Recorded data

....................

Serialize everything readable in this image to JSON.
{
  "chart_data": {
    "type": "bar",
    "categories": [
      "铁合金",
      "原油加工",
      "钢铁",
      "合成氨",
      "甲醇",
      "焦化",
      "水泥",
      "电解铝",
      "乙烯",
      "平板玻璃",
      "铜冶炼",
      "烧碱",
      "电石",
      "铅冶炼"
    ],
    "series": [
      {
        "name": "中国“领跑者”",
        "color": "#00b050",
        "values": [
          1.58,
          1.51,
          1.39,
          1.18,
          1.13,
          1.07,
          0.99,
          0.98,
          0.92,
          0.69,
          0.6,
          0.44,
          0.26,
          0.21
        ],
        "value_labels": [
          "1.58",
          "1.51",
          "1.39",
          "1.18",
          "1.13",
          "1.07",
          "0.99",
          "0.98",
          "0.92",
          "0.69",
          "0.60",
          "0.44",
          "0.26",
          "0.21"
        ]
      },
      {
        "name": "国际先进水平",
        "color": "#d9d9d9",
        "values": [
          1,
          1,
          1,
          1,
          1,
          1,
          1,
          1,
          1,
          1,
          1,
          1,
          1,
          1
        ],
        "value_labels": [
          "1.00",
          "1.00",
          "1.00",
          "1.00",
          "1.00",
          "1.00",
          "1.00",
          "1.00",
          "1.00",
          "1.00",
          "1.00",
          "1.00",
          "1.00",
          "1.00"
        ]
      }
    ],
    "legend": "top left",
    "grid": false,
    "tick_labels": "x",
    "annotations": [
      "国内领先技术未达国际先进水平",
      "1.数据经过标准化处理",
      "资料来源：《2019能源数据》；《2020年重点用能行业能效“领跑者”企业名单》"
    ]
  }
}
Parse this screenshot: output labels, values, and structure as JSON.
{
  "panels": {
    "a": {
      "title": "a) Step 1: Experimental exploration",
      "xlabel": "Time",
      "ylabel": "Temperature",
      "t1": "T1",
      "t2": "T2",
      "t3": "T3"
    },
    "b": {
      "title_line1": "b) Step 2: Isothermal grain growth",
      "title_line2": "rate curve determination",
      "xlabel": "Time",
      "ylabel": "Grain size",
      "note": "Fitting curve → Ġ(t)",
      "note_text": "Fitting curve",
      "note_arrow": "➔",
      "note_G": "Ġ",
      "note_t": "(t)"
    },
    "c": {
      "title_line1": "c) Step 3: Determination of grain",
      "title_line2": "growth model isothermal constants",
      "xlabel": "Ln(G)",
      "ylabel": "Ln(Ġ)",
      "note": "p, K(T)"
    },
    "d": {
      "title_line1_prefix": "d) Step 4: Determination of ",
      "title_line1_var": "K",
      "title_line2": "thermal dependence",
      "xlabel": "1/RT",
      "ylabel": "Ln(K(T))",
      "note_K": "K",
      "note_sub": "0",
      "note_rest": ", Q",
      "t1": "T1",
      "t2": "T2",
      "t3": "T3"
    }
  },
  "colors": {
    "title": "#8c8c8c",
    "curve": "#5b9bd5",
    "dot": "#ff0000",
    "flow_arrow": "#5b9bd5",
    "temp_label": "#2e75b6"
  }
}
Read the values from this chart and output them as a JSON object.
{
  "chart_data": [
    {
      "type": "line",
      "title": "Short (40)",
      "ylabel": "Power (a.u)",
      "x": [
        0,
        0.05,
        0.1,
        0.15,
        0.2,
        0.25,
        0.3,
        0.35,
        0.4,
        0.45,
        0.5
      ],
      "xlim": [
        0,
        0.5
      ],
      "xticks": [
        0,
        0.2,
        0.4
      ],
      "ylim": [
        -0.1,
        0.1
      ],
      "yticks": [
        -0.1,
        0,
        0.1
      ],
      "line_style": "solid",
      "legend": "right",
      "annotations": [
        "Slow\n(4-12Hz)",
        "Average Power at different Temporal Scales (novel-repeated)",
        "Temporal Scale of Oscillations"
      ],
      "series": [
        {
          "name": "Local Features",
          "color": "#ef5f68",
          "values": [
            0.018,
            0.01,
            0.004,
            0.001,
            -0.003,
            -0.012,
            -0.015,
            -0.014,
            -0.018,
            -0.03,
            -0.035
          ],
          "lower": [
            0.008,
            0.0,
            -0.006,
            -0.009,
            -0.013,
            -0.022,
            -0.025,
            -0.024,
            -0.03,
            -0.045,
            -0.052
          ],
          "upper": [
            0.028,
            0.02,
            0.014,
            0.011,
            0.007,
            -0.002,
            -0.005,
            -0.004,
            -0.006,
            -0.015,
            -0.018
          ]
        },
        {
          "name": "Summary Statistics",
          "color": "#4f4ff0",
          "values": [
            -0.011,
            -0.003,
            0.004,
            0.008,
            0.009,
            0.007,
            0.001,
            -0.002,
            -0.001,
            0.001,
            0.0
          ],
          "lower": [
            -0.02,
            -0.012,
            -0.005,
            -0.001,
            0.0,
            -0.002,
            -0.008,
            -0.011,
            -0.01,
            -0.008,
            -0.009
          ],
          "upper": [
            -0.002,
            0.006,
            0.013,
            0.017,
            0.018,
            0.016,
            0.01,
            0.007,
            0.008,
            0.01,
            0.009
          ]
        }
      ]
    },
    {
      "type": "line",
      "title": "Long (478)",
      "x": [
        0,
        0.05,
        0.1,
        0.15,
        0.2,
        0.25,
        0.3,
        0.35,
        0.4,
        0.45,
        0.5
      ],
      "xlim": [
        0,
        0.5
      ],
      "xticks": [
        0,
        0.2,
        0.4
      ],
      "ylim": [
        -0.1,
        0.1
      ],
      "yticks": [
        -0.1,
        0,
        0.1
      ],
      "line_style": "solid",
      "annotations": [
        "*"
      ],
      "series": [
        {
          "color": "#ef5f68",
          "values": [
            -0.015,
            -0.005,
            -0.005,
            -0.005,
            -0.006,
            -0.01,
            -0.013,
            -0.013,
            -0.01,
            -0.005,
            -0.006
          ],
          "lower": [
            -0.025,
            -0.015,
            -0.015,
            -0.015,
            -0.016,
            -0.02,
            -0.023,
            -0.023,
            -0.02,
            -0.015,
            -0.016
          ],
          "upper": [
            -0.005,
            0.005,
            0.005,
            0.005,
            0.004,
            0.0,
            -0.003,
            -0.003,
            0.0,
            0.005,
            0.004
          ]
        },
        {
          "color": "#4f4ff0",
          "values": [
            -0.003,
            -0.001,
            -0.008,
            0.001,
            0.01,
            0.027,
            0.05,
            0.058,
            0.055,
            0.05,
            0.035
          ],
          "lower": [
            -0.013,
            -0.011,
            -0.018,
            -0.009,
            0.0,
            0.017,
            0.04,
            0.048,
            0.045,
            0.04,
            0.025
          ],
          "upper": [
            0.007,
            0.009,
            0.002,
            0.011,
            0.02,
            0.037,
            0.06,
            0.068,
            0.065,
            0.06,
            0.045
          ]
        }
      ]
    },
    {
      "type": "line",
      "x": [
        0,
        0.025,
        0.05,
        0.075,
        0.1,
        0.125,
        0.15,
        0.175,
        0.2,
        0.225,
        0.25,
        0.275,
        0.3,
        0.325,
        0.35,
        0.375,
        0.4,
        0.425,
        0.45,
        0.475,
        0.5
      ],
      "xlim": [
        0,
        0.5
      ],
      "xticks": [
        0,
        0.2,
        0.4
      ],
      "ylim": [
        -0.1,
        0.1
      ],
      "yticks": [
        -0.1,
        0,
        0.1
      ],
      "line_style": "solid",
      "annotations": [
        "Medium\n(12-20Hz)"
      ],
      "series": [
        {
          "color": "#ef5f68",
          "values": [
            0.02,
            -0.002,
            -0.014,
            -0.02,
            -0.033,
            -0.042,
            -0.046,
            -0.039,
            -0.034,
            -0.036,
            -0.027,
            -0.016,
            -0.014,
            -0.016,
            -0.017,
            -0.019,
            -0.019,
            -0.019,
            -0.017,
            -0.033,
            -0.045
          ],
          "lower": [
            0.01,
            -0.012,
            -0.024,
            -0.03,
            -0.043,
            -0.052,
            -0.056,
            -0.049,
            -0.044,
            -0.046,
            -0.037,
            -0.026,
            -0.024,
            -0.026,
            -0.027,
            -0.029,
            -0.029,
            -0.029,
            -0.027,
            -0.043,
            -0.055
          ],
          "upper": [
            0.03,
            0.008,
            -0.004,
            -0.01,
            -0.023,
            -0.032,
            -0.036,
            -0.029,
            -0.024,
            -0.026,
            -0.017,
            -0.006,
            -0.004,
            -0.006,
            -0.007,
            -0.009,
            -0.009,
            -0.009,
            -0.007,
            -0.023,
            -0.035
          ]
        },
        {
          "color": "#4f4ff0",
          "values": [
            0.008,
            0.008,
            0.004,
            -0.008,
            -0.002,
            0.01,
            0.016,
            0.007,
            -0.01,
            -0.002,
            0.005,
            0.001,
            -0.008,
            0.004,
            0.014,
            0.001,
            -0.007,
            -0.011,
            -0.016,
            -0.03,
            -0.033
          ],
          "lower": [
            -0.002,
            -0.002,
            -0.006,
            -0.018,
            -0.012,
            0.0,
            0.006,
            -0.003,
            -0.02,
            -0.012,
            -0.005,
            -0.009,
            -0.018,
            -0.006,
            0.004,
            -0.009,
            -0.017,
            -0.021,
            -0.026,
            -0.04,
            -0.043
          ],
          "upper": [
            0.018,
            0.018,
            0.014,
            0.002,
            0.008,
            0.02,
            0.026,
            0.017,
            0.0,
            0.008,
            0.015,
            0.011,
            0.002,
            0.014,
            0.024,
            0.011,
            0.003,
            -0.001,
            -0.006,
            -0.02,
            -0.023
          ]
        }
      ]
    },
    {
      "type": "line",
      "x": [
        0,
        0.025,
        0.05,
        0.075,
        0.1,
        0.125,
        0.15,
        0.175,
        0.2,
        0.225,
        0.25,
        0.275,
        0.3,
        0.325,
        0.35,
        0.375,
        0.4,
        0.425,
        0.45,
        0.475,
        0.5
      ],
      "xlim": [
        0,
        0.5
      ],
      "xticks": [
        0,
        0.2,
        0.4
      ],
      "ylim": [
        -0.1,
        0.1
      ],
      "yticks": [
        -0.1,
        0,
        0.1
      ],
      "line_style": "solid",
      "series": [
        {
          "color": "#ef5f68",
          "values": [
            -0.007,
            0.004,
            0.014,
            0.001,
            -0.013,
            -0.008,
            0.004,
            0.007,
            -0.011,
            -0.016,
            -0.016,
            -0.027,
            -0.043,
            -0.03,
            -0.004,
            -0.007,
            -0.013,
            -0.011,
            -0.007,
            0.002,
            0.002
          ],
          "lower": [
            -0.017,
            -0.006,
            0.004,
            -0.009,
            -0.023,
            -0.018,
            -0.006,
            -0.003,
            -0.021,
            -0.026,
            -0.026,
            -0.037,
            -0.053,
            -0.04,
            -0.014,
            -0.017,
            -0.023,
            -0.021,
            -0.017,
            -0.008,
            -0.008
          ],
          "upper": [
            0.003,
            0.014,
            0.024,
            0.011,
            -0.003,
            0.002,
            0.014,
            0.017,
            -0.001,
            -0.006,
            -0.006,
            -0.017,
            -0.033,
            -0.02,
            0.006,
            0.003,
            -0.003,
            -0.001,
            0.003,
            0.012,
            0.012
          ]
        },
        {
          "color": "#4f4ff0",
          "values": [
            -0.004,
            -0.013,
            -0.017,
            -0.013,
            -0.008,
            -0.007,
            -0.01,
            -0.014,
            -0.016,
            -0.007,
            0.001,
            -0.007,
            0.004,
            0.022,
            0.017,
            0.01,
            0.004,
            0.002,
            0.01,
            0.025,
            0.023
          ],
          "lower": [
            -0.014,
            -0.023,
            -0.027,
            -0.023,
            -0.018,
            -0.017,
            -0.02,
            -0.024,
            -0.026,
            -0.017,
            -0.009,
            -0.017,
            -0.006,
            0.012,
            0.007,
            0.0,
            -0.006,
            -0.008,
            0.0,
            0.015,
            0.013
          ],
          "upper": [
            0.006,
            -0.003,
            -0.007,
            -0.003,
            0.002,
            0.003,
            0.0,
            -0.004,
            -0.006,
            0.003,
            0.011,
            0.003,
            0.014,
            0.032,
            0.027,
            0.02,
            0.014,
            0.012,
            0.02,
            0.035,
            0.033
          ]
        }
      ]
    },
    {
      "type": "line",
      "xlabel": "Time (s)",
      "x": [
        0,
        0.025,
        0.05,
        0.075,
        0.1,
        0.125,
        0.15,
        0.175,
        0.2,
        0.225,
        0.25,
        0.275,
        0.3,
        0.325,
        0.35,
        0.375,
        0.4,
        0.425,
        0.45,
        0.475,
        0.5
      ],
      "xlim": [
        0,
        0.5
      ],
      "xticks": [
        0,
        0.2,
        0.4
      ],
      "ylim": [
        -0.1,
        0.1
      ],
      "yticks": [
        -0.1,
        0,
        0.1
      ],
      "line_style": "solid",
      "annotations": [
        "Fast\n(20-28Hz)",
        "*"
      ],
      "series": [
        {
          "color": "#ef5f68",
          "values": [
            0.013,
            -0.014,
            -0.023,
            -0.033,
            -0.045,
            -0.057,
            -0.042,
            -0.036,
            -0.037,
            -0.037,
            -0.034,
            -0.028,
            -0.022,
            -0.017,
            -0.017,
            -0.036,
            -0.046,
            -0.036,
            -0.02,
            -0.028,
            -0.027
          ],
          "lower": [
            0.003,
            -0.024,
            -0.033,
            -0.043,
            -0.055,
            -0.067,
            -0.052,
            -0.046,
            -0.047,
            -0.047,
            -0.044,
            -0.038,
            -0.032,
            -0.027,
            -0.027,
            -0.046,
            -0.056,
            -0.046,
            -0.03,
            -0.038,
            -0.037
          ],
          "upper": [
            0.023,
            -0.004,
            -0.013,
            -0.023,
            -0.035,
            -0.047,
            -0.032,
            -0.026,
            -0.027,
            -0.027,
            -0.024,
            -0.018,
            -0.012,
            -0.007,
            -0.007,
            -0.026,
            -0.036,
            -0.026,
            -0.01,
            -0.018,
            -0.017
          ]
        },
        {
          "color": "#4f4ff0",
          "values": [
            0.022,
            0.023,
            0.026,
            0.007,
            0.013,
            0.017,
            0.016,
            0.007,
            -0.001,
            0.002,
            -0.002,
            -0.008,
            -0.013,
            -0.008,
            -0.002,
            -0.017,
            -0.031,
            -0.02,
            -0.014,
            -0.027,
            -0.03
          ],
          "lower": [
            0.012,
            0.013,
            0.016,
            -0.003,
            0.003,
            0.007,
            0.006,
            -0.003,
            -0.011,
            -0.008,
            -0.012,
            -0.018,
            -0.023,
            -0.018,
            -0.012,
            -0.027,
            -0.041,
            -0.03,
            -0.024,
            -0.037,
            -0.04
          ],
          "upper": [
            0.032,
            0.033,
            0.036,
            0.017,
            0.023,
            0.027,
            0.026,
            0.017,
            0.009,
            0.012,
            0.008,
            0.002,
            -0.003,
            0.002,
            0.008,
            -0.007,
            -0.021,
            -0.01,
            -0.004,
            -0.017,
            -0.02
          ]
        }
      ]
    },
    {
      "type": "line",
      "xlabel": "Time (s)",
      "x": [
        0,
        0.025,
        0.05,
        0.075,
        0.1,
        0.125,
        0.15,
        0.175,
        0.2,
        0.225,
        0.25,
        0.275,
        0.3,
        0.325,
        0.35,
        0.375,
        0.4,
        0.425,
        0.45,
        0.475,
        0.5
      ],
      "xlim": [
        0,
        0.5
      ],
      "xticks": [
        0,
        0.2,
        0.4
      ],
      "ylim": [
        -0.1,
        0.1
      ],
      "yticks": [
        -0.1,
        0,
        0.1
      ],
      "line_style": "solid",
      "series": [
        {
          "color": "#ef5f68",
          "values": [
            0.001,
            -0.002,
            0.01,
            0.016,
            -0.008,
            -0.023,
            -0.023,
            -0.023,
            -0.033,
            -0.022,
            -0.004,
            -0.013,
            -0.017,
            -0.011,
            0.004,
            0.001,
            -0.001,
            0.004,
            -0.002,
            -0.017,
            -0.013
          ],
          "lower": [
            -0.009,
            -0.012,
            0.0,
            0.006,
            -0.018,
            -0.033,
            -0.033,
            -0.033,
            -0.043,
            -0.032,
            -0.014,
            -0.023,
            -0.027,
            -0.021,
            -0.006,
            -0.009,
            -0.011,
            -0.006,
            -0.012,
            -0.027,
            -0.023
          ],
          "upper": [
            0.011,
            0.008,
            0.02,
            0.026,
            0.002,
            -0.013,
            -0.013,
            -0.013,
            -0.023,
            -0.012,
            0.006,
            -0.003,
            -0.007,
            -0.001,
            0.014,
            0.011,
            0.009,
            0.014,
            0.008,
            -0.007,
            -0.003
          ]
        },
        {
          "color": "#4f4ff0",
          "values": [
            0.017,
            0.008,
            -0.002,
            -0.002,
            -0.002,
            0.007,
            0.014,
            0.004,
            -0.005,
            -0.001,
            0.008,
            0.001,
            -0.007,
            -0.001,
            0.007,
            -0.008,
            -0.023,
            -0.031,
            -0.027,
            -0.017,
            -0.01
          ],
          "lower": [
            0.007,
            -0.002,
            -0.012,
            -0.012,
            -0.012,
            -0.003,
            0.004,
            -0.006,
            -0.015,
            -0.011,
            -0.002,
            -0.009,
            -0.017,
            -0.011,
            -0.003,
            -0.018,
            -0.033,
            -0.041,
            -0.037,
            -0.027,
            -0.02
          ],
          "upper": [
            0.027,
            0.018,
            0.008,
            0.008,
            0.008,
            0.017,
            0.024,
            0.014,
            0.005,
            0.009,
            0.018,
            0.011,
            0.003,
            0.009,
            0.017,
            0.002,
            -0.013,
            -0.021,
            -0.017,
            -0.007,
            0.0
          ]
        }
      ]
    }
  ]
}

....................

• _PROBLEM TO SOLVE_
Take every line that includes the string "Fitting" and copy it.

• _TASK RESPONSE_
      "note": "Fitting curve → Ġ(t)",
      "note_text": "Fitting curve",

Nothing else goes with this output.